### [Written problem]
In full and without alteration, repeat the material.

### [Record excerpts]
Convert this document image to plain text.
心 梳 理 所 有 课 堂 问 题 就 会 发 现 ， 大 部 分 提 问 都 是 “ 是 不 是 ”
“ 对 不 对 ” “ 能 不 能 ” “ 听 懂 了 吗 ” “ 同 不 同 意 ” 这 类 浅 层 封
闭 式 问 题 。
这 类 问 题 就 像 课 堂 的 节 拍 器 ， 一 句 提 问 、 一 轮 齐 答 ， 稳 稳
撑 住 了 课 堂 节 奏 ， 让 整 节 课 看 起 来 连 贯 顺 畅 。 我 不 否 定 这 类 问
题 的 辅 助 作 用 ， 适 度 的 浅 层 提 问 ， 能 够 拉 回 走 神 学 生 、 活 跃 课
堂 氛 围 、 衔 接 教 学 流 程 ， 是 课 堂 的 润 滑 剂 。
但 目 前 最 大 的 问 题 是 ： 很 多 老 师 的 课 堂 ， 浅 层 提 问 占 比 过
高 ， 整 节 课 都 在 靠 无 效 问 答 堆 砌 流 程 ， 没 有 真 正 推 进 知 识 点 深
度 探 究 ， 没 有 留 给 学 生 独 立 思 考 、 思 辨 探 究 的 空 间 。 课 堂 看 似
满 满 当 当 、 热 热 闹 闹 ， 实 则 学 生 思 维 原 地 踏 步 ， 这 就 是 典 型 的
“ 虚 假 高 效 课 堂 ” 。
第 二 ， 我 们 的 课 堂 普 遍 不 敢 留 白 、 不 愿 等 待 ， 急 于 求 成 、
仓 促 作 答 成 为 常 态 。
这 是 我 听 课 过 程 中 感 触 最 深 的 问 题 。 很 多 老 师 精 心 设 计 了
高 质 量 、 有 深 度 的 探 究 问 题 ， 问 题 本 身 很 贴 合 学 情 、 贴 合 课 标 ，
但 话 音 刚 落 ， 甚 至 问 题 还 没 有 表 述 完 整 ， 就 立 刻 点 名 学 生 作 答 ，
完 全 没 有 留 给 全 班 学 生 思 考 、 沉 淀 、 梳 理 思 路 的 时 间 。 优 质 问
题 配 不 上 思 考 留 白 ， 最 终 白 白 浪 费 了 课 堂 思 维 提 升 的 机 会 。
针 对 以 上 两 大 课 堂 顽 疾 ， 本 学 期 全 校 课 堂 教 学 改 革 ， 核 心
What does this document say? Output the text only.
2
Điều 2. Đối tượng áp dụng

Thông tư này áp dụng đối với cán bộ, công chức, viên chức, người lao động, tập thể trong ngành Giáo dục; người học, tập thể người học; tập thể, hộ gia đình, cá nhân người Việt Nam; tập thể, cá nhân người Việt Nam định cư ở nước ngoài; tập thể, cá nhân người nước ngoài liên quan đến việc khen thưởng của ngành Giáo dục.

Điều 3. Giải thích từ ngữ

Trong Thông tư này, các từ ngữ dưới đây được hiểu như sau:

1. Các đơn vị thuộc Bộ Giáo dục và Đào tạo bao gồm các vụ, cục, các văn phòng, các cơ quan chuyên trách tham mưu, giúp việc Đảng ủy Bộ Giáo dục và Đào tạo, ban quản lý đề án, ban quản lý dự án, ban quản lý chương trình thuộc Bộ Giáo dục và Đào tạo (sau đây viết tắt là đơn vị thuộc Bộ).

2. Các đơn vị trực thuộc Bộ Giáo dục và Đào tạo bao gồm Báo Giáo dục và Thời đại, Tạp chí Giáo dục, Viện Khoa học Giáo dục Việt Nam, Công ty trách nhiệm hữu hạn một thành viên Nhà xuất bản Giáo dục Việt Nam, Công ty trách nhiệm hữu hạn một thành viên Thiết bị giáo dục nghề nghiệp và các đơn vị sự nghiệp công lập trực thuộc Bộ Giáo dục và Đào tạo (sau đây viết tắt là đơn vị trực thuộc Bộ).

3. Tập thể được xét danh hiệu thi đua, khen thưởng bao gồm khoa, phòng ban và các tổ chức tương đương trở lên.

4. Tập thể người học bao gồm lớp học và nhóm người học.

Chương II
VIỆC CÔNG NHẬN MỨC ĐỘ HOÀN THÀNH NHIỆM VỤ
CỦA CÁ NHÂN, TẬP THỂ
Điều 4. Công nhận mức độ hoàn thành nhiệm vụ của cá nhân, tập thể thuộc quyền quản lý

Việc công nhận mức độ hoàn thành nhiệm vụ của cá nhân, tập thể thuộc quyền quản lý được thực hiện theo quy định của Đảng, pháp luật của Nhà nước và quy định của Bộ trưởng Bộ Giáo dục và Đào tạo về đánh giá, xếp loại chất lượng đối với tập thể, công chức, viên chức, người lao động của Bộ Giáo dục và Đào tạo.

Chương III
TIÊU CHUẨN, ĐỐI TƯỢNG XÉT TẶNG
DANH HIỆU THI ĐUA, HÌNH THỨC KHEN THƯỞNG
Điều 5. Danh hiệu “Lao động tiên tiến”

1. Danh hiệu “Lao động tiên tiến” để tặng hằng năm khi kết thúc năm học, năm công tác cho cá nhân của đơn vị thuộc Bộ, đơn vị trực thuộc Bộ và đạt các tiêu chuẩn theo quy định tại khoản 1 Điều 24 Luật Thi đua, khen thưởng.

### [The reply]
Convert this document image to plain text.
心 梳 理 所 有 课 堂 问 题 就 会 发 现 ， 大 部 分 提 问 都 是 “ 是 不 是 ”
“ 对 不 对 ” “ 能 不 能 ” “ 听 懂 了 吗 ” “ 同 不 同 意 ” 这 类 浅 层 封
闭 式 问 题 。
这 类 问 题 就 像 课 堂 的 节 拍 器 ， 一 句 提 问 、 一 轮 齐 答 ， 稳 稳
撑 住 了 课 堂 节 奏 ， 让 整 节 课 看 起 来 连 贯 顺 畅 。 我 不 否 定 这 类 问
题 的 辅 助 作 用 ， 适 度 的 浅 层 提 问 ， 能 够 拉 回 走 神 学 生 、 活 跃 课
堂 氛 围 、 衔 接 教 学 流 程 ， 是 课 堂 的 润 滑 剂 。
但 目 前 最 大 的 问 题 是 ： 很 多 老 师 的 课 堂 ， 浅 层 提 问 占 比 过
高 ， 整 节 课 都 在 靠 无 效 问 答 堆 砌 流 程 ， 没 有 真 正 推 进 知 识 点 深
度 探 究 ， 没 有 留 给 学 生 独 立 思 考 、 思 辨 探 究 的 空 间 。 课 堂 看 似
满 满 当 当 、 热 热 闹 闹 ， 实 则 学 生 思 维 原 地 踏 步 ， 这 就 是 典 型 的
“ 虚 假 高 效 课 堂 ” 。
第 二 ， 我 们 的 课 堂 普 遍 不 敢 留 白 、 不 愿 等 待 ， 急 于 求 成 、
仓 促 作 答 成 为 常 态 。
这 是 我 听 课 过 程 中 感 触 最 深 的 问 题 。 很 多 老 师 精 心 设 计 了
高 质 量 、 有 深 度 的 探 究 问 题 ， 问 题 本 身 很 贴 合 学 情 、 贴 合 课 标 ，
但 话 音 刚 落 ， 甚 至 问 题 还 没 有 表 述 完 整 ， 就 立 刻 点 名 学 生 作 答 ，
完 全 没 有 留 给 全 班 学 生 思 考 、 沉 淀 、 梳 理 思 路 的 时 间 。 优 质 问
题 配 不 上 思 考 留 白 ， 最 终 白 白 浪 费 了 课 堂 思 维 提 升 的 机 会 。
针 对 以 上 两 大 课 堂 顽 疾 ， 本 学 期 全 校 课 堂 教 学 改 革 ， 核 心
What does this document say? Output the text only.
2
Điều 2. Đối tượng áp dụng

Thông tư này áp dụng đối với cán bộ, công chức, viên chức, người lao động, tập thể trong ngành Giáo dục; người học, tập thể người học; tập thể, hộ gia đình, cá nhân người Việt Nam; tập thể, cá nhân người Việt Nam định cư ở nước ngoài; tập thể, cá nhân người nước ngoài liên quan đến việc khen thưởng của ngành Giáo dục.

Điều 3. Giải thích từ ngữ

Trong Thông tư này, các từ ngữ dưới đây được hiểu như sau:

1. Các đơn vị thuộc Bộ Giáo dục và Đào tạo bao gồm các vụ, cục, các văn phòng, các cơ quan chuyên trách tham mưu, giúp việc Đảng ủy Bộ Giáo dục và Đào tạo, ban quản lý đề án, ban quản lý dự án, ban quản lý chương trình thuộc Bộ Giáo dục và Đào tạo (sau đây viết tắt là đơn vị thuộc Bộ).

2. Các đơn vị trực thuộc Bộ Giáo dục và Đào tạo bao gồm Báo Giáo dục và Thời đại, Tạp chí Giáo dục, Viện Khoa học Giáo dục Việt Nam, Công ty trách nhiệm hữu hạn một thành viên Nhà xuất bản Giáo dục Việt Nam, Công ty trách nhiệm hữu hạn một thành viên Thiết bị giáo dục nghề nghiệp và các đơn vị sự nghiệp công lập trực thuộc Bộ Giáo dục và Đào tạo (sau đây viết tắt là đơn vị trực thuộc Bộ).

3. Tập thể được xét danh hiệu thi đua, khen thưởng bao gồm khoa, phòng ban và các tổ chức tương đương trở lên.

4. Tập thể người học bao gồm lớp học và nhóm người học.

Chương II
VIỆC CÔNG NHẬN MỨC ĐỘ HOÀN THÀNH NHIỆM VỤ
CỦA CÁ NHÂN, TẬP THỂ
Điều 4. Công nhận mức độ hoàn thành nhiệm vụ của cá nhân, tập thể thuộc quyền quản lý

Việc công nhận mức độ hoàn thành nhiệm vụ của cá nhân, tập thể thuộc quyền quản lý được thực hiện theo quy định của Đảng, pháp luật của Nhà nước và quy định của Bộ trưởng Bộ Giáo dục và Đào tạo về đánh giá, xếp loại chất lượng đối với tập thể, công chức, viên chức, người lao động của Bộ Giáo dục và Đào tạo.

Chương III
TIÊU CHUẨN, ĐỐI TƯỢNG XÉT TẶNG
DANH HIỆU THI ĐUA, HÌNH THỨC KHEN THƯỞNG
Điều 5. Danh hiệu “Lao động tiên tiến”

1. Danh hiệu “Lao động tiên tiến” để tặng hằng năm khi kết thúc năm học, năm công tác cho cá nhân của đơn vị thuộc Bộ, đơn vị trực thuộc Bộ và đạt các tiêu chuẩn theo quy định tại khoản 1 Điều 24 Luật Thi đua, khen thưởng.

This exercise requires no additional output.